Collected data entries:
--- --- ---

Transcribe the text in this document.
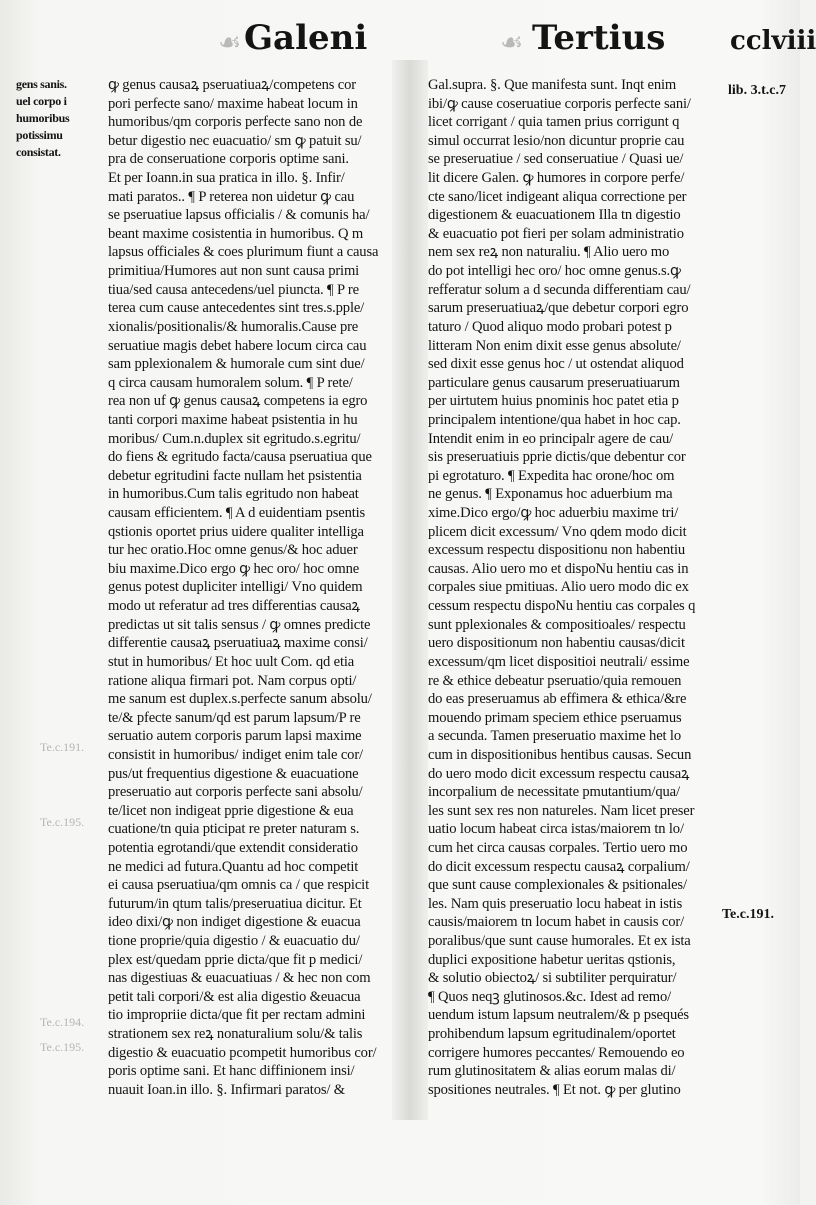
☙	☙
Galeni	Tertius cclviii
gens sanis.
uel corpo i
humoribus
potissimu
consistat.
ꝙ genus causaꝝ pseruatiuaꝝ/competens cor
pori perfecte sano/ maxime habeat locum in
humoribus/qm corporis perfecte sano non de
betur digestio nec euacuatio/ sm ꝙ patuit su/
pra de conseruatione corporis optime sani.
Et per Ioann.in sua pratica in illo. §. Infir/
mati paratos.. ¶ P reterea non uidetur ꝙ cau
se pseruatiue lapsus officialis / & comunis ha/
beant maxime cosistentia in humoribus. Q m
lapsus officiales & coes plurimum fiunt a causa
primitiua/Humores aut non sunt causa primi
tiua/sed causa antecedens/uel piuncta. ¶ P re
terea cum cause antecedentes sint tres.s.pple/
xionalis/positionalis/& humoralis.Cause pre
seruatiue magis debet habere locum circa cau
sam pplexionalem & humorale cum sint due/
q circa causam humoralem solum. ¶ P rete/
rea non uf ꝙ genus causaꝝ competens ia egro
tanti corpori maxime habeat psistentia in hu
moribus/ Cum.n.duplex sit egritudo.s.egritu/
do fiens & egritudo facta/causa pseruatiua que
debetur egritudini facte nullam het psistentia
in humoribus.Cum talis egritudo non habeat
causam efficientem. ¶ A d euidentiam psentis
qstionis oportet prius uidere qualiter intelliga
tur hec oratio.Hoc omne genus/& hoc aduer
biu maxime.Dico ergo ꝙ hec oro/ hoc omne
genus potest dupliciter intelligi/ Vno quidem
modo ut referatur ad tres differentias causaꝝ
predictas ut sit talis sensus / ꝙ omnes predicte
differentie causaꝝ pseruatiuaꝝ maxime consi/
stut in humoribus/ Et hoc uult Com. qd etia
ratione aliqua firmari pot. Nam corpus opti/
me sanum est duplex.s.perfecte sanum absolu/
te/& pfecte sanum/qd est parum lapsum/P re
seruatio autem corporis parum lapsi maxime
consistit in humoribus/ indiget enim tale cor/
pus/ut frequentius digestione & euacuatione
preseruatio aut corporis perfecte sani absolu/
te/licet non indigeat pprie digestione & eua
cuatione/tn quia pticipat re preter naturam s.
potentia egrotandi/que extendit consideratio
ne medici ad futura.Quantu ad hoc competit
ei causa pseruatiua/qm omnis ca / que respicit
futurum/in qtum talis/preseruatiua dicitur. Et
ideo dixi/ꝙ non indiget digestione & euacua
tione proprie/quia digestio / & euacuatio du/
plex est/quedam pprie dicta/que fit p medici/
nas digestiuas & euacuatiuas / & hec non com
petit tali corpori/& est alia digestio &euacua
tio impropriie dicta/que fit per rectam admini
strationem sex reꝝ nonaturalium solu/& talis
digestio & euacuatio pcompetit humoribus cor/
poris optime sani. Et hanc diffinionem insi/
nuauit Ioan.in illo. §. Infirmari paratos/ &
Gal.supra. §. Que manifesta sunt. Inqt enim
ibi/ꝙ cause coseruatiue corporis perfecte sani/
licet corrigant / quia tamen prius corrigunt q
simul occurrat lesio/non dicuntur proprie cau
se preseruatiue / sed conseruatiue / Quasi ue/
lit dicere Galen. ꝙ humores in corpore perfe/
cte sano/licet indigeant aliqua correctione per
digestionem & euacuationem Illa tn digestio
& euacuatio pot fieri per solam administratio
nem sex reꝝ non naturaliu. ¶ Alio uero mo
do pot intelligi hec oro/ hoc omne genus.s.ꝙ
refferatur solum a d secunda differentiam cau/
sarum preseruatiuaꝝ/que debetur corpori egro
taturo / Quod aliquo modo probari potest p
litteram Non enim dixit esse genus absolute/
sed dixit esse genus hoc / ut ostendat aliquod
particulare genus causarum preseruatiuarum
per uirtutem huius pnominis hoc patet etia p
principalem intentione/qua habet in hoc cap.
Intendit enim in eo principalr agere de cau/
sis preseruatiuis pprie dictis/que debentur cor
pi egrotaturo. ¶ Expedita hac orone/hoc om
ne genus. ¶ Exponamus hoc aduerbium ma
xime.Dico ergo/ꝙ hoc aduerbiu maxime tri/
plicem dicit excessum/ Vno qdem modo dicit
excessum respectu dispositionu non habentiu
causas. Alio uero mo et dispoNu hentiu cas in
corpales siue pmitiuas. Alio uero modo dic ex
cessum respectu dispoNu hentiu cas corpales q
sunt pplexionales & compositioales/ respectu
uero dispositionum non habentiu causas/dicit
excessum/qm licet dispositioi neutrali/ essime
re & ethice debeatur pseruatio/quia remouen
do eas preseruamus ab effimera & ethica/&re
mouendo primam speciem ethice pseruamus
a secunda. Tamen preseruatio maxime het lo
cum in dispositionibus hentibus causas. Secun
do uero modo dicit excessum respectu causaꝝ
incorpalium de necessitate pmutantium/qua/
les sunt sex res non natureles. Nam licet preser
uatio locum habeat circa istas/maiorem tn lo/
cum het circa causas corpales. Tertio uero mo
do dicit excessum respectu causaꝝ corpalium/
que sunt cause complexionales & psitionales/
les. Nam quis preseruatio locu habeat in istis
causis/maiorem tn locum habet in causis cor/
poralibus/que sunt cause humorales. Et ex ista
duplici expositione habetur ueritas qstionis,
& solutio obiectoꝝ/ si subtiliter perquiratur/
¶ Quos neqꝫ glutinosos.&c. Idest ad remo/
uendum istum lapsum neutralem/& p psequés
prohibendum lapsum egritudinalem/oportet
corrigere humores peccantes/ Remouendo eo
rum glutinositatem & alias eorum malas di/
spositiones neutrales. ¶ Et not. ꝙ per glutino
lib. 3.t.c.7
Te.c.191.
Te.c.191.
Te.c.195.
Te.c.194.
Te.c.195.
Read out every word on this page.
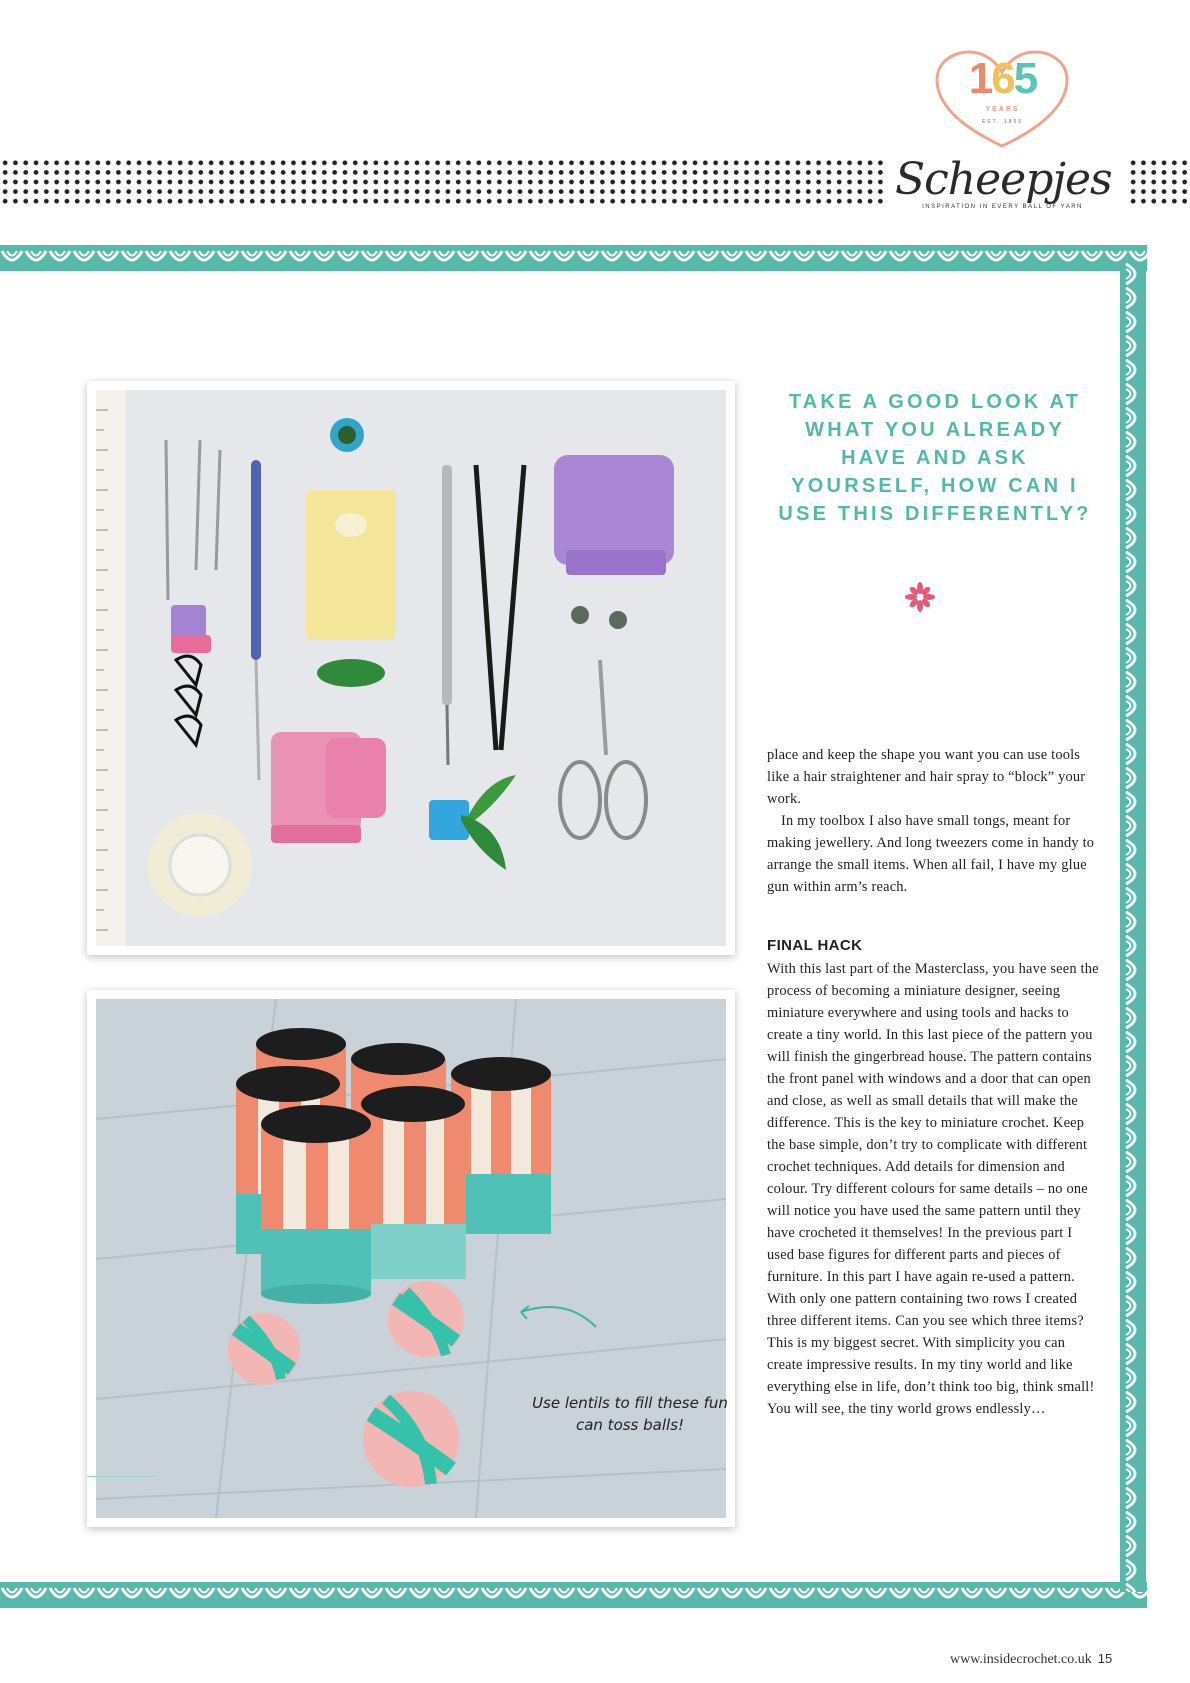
165
YEARS
EST. 1855
Scheepjes
INSPIRATION IN EVERY BALL OF YARN
Use lentils to fill these fun can toss balls!
TAKE A GOOD LOOK AT WHAT YOU ALREADY HAVE AND ASK YOURSELF, HOW CAN I USE THIS DIFFERENTLY?

place and keep the shape you want you can use tools like a hair straightener and hair spray to “block” your work.

In my toolbox I also have small tongs, meant for making jewellery. And long tweezers come in handy to arrange the small items. When all fail, I have my glue gun within arm’s reach.

FINAL HACK

With this last part of the Masterclass, you have seen the process of becoming a miniature designer, seeing miniature everywhere and using tools and hacks to create a tiny world. In this last piece of the pattern you will finish the gingerbread house. The pattern contains the front panel with windows and a door that can open and close, as well as small details that will make the difference. This is the key to miniature crochet. Keep the base simple, don’t try to complicate with different crochet techniques. Add details for dimension and colour. Try different colours for same details – no one will notice you have used the same pattern until they have crocheted it themselves! In the previous part I used base figures for different parts and pieces of furniture. In this part I have again re-used a pattern. With only one pattern containing two rows I created three different items. Can you see which three items? This is my biggest secret. With simplicity you can create impressive results. In my tiny world and like everything else in life, don’t think too big, think small! You will see, the tiny world grows endlessly…

www.insidecrochet.co.uk 15
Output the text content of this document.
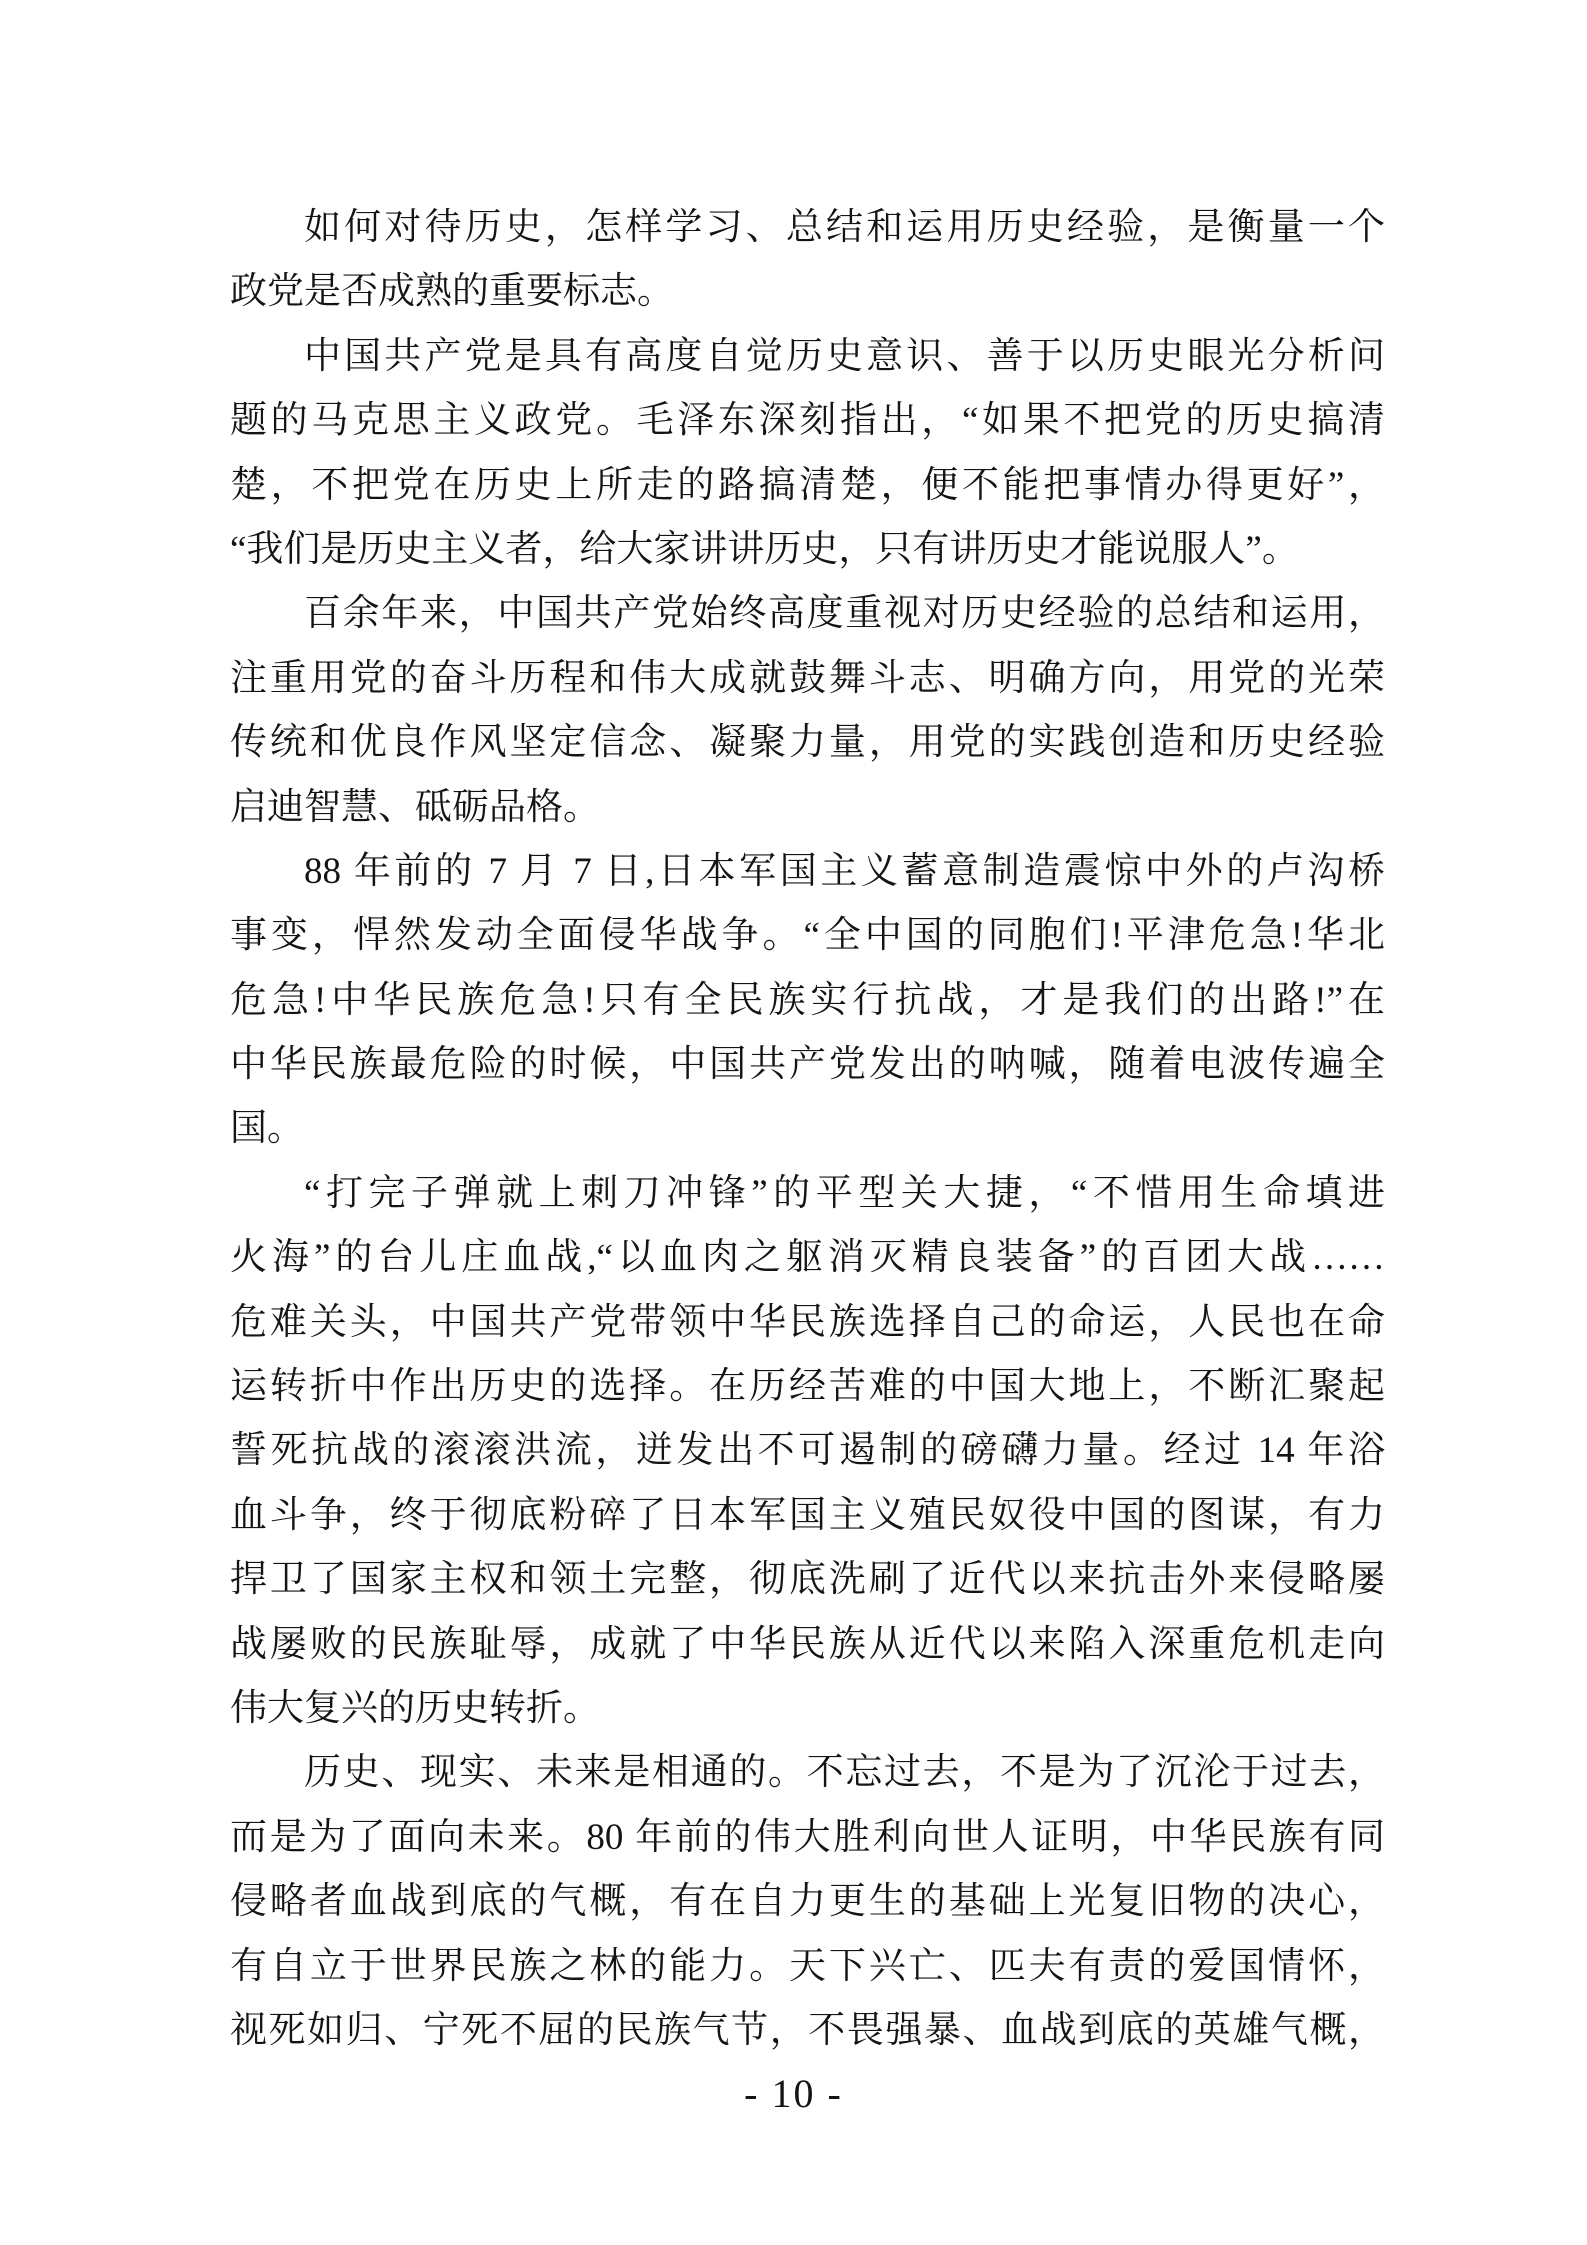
如何对待历史，怎样学习、总结和运用历史经验，是衡量一个
政党是否成熟的重要标志。
中国共产党是具有高度自觉历史意识、善于以历史眼光分析问
题的马克思主义政党。毛泽东深刻指出，“如果不把党的历史搞清
楚，不把党在历史上所走的路搞清楚，便不能把事情办得更好”，
“我们是历史主义者，给大家讲讲历史，只有讲历史才能说服人”。
百余年来，中国共产党始终高度重视对历史经验的总结和运用，
注重用党的奋斗历程和伟大成就鼓舞斗志、明确方向，用党的光荣
传统和优良作风坚定信念、凝聚力量，用党的实践创造和历史经验
启迪智慧、砥砺品格。
88 年前的 7 月 7 日,日本军国主义蓄意制造震惊中外的卢沟桥
事变，悍然发动全面侵华战争。“全中国的同胞们!平津危急!华北
危急!中华民族危急!只有全民族实行抗战，才是我们的出路!”在
中华民族最危险的时候，中国共产党发出的呐喊，随着电波传遍全
国。
“打完子弹就上刺刀冲锋”的平型关大捷，“不惜用生命填进
火海”的台儿庄血战,“以血肉之躯消灭精良装备”的百团大战……
危难关头，中国共产党带领中华民族选择自己的命运，人民也在命
运转折中作出历史的选择。在历经苦难的中国大地上，不断汇聚起
誓死抗战的滚滚洪流，迸发出不可遏制的磅礴力量。经过 14 年浴
血斗争，终于彻底粉碎了日本军国主义殖民奴役中国的图谋，有力
捍卫了国家主权和领土完整，彻底洗刷了近代以来抗击外来侵略屡
战屡败的民族耻辱，成就了中华民族从近代以来陷入深重危机走向
伟大复兴的历史转折。
历史、现实、未来是相通的。不忘过去，不是为了沉沦于过去，
而是为了面向未来。80 年前的伟大胜利向世人证明，中华民族有同
侵略者血战到底的气概，有在自力更生的基础上光复旧物的决心，
有自立于世界民族之林的能力。天下兴亡、匹夫有责的爱国情怀，
视死如归、宁死不屈的民族气节，不畏强暴、血战到底的英雄气概，
- 10 -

--- --- ---

Brief: Each line from the one that contains "Output the text content of this document." to the end of the listing must be quoted exactly; no other line and no picture belongs in the copy.

Response:
Output the text content of this document.
如何对待历史，怎样学习、总结和运用历史经验，是衡量一个
政党是否成熟的重要标志。
中国共产党是具有高度自觉历史意识、善于以历史眼光分析问
题的马克思主义政党。毛泽东深刻指出，“如果不把党的历史搞清
楚，不把党在历史上所走的路搞清楚，便不能把事情办得更好”，
“我们是历史主义者，给大家讲讲历史，只有讲历史才能说服人”。
百余年来，中国共产党始终高度重视对历史经验的总结和运用，
注重用党的奋斗历程和伟大成就鼓舞斗志、明确方向，用党的光荣
传统和优良作风坚定信念、凝聚力量，用党的实践创造和历史经验
启迪智慧、砥砺品格。
88 年前的 7 月 7 日,日本军国主义蓄意制造震惊中外的卢沟桥
事变，悍然发动全面侵华战争。“全中国的同胞们!平津危急!华北
危急!中华民族危急!只有全民族实行抗战，才是我们的出路!”在
中华民族最危险的时候，中国共产党发出的呐喊，随着电波传遍全
国。
“打完子弹就上刺刀冲锋”的平型关大捷，“不惜用生命填进
火海”的台儿庄血战,“以血肉之躯消灭精良装备”的百团大战……
危难关头，中国共产党带领中华民族选择自己的命运，人民也在命
运转折中作出历史的选择。在历经苦难的中国大地上，不断汇聚起
誓死抗战的滚滚洪流，迸发出不可遏制的磅礴力量。经过 14 年浴
血斗争，终于彻底粉碎了日本军国主义殖民奴役中国的图谋，有力
捍卫了国家主权和领土完整，彻底洗刷了近代以来抗击外来侵略屡
战屡败的民族耻辱，成就了中华民族从近代以来陷入深重危机走向
伟大复兴的历史转折。
历史、现实、未来是相通的。不忘过去，不是为了沉沦于过去，
而是为了面向未来。80 年前的伟大胜利向世人证明，中华民族有同
侵略者血战到底的气概，有在自力更生的基础上光复旧物的决心，
有自立于世界民族之林的能力。天下兴亡、匹夫有责的爱国情怀，
视死如归、宁死不屈的民族气节，不畏强暴、血战到底的英雄气概，
- 10 -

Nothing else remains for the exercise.